[Stored records]
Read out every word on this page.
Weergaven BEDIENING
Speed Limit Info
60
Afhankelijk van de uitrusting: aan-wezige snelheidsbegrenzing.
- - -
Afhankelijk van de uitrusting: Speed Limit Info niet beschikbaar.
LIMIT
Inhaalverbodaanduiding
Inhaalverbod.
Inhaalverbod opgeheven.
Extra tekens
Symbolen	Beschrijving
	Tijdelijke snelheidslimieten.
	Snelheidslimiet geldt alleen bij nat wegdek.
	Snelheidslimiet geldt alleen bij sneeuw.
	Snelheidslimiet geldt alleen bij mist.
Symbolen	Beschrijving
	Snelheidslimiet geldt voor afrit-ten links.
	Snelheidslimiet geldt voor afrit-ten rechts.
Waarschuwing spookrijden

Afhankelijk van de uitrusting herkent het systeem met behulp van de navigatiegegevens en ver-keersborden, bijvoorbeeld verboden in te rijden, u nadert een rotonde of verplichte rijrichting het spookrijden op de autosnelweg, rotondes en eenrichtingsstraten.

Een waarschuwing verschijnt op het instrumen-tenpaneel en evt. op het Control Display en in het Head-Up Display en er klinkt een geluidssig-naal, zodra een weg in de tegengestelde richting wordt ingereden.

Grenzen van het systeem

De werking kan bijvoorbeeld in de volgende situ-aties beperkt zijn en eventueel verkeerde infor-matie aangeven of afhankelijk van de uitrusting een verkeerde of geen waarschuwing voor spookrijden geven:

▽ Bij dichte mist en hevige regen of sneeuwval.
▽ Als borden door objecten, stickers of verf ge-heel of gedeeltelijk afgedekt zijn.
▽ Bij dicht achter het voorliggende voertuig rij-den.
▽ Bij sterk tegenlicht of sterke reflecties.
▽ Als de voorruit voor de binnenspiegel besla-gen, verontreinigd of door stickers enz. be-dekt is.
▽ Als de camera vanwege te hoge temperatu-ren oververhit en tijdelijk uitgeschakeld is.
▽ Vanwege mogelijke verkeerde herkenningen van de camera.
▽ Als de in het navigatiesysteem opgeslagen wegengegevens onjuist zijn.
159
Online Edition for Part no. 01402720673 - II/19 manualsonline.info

[DIRECTIONS]: How many lines of the records contain the string "alleen"? Respond with the number alone.

[EXERCISE SOLUTION]: 3